DIRECTION =>
Copy every line of the data that includes the string "text".

DATASET EXTRACT =>
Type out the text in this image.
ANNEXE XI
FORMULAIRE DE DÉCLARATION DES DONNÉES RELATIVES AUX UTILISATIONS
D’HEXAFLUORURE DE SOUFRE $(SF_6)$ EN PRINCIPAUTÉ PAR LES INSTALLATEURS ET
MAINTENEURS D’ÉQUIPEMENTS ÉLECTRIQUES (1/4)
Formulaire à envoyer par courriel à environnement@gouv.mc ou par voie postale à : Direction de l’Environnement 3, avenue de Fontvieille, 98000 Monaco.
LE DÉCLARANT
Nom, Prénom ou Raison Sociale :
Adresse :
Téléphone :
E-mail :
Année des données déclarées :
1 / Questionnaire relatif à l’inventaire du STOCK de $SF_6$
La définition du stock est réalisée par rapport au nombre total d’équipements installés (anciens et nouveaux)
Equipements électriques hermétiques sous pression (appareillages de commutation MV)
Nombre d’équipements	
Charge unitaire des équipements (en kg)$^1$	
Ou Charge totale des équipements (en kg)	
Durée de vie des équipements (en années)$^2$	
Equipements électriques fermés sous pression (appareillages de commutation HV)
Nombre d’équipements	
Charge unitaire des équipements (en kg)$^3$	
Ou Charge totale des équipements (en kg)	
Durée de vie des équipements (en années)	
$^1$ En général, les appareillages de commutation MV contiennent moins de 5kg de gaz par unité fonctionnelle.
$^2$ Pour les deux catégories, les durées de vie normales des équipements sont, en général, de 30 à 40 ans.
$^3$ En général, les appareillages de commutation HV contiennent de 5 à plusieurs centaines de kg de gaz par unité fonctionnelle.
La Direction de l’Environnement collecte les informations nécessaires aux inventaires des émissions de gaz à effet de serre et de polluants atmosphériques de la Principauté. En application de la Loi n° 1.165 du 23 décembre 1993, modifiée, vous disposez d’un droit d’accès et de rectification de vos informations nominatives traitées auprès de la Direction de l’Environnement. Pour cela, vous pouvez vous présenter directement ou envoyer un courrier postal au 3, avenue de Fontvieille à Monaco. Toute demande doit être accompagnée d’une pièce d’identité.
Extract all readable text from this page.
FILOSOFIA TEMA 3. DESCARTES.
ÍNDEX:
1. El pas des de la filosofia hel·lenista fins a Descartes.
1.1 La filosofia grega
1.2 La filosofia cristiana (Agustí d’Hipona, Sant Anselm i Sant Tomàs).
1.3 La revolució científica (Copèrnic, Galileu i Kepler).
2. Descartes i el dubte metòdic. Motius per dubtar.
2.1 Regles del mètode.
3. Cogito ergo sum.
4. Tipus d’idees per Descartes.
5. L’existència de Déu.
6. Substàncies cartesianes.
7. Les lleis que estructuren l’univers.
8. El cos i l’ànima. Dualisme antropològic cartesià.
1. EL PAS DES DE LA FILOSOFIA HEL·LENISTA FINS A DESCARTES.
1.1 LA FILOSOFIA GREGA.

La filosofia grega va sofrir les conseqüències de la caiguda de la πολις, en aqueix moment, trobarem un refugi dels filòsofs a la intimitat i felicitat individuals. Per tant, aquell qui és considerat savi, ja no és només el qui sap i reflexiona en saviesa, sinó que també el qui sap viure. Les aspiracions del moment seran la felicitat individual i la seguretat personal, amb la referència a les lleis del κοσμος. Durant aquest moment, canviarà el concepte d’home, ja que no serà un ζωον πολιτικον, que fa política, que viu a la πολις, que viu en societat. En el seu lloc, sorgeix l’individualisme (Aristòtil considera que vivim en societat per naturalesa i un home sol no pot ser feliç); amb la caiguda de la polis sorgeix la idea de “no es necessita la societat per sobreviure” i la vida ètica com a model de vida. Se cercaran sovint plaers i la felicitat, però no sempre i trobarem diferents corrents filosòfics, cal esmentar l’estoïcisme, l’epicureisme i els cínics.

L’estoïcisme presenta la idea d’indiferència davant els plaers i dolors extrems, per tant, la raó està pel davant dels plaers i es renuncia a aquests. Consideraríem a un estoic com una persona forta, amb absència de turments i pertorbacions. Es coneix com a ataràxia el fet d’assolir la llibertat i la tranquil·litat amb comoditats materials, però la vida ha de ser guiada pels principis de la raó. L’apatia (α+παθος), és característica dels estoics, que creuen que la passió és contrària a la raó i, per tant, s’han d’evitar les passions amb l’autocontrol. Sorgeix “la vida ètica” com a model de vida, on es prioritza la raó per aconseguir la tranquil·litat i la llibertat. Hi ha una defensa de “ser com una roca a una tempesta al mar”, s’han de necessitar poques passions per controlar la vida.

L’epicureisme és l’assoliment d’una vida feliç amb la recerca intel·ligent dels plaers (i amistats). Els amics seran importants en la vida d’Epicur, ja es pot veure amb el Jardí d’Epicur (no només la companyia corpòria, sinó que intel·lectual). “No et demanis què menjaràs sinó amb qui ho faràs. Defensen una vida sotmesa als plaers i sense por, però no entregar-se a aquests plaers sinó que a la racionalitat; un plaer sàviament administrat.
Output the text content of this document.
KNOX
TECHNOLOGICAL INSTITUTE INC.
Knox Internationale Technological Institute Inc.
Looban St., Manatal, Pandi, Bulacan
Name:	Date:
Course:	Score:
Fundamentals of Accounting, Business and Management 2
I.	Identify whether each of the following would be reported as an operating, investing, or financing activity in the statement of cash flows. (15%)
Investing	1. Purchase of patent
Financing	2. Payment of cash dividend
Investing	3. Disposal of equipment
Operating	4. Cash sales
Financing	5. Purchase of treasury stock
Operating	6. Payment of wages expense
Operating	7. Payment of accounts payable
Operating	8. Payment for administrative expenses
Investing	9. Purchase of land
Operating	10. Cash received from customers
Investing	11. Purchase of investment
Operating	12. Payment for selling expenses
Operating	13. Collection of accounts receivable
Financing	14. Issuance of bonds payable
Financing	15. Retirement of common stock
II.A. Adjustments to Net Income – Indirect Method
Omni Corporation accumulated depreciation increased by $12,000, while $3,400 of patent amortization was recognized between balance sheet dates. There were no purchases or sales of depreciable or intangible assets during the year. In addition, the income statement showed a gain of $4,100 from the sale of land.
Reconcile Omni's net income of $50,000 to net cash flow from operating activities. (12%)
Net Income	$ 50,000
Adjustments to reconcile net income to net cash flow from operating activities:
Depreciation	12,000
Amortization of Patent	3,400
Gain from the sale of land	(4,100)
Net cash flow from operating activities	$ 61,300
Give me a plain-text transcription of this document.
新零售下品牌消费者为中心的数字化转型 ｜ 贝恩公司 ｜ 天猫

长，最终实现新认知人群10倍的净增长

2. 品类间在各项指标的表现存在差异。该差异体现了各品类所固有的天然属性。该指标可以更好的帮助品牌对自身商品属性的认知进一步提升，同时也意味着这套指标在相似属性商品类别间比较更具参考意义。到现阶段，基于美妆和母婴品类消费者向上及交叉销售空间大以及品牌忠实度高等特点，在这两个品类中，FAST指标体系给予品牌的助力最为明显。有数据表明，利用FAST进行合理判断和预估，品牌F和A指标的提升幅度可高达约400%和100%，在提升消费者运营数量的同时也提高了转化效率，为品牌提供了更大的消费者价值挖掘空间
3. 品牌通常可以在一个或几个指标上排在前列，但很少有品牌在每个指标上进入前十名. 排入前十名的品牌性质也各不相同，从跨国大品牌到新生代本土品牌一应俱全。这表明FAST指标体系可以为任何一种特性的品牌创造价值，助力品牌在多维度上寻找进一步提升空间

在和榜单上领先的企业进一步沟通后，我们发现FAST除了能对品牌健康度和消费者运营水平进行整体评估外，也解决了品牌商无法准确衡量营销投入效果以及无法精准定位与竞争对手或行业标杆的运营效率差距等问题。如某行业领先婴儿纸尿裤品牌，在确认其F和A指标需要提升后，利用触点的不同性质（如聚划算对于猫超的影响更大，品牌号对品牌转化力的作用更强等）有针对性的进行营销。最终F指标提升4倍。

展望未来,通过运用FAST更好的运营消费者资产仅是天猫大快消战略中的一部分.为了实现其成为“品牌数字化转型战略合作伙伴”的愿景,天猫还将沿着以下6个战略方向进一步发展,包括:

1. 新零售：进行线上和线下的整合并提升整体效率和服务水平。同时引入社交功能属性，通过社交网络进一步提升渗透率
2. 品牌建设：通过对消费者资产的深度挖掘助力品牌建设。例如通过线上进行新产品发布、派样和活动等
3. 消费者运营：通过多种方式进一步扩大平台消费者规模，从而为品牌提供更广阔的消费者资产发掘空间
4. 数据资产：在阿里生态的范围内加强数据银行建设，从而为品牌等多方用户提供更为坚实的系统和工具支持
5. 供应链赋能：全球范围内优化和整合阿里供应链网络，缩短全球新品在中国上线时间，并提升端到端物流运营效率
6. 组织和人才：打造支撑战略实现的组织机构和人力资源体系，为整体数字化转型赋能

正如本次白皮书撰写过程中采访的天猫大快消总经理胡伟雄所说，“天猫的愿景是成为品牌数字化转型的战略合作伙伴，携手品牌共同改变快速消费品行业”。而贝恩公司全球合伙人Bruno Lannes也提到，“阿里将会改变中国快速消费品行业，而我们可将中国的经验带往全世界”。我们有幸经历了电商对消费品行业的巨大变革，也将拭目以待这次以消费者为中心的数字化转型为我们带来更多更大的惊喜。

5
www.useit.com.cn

OUTPUT BELOW =>
Type out the text in this image.
Extract all readable text from this page.
Output the text content of this document.
Give me a plain-text transcription of this document.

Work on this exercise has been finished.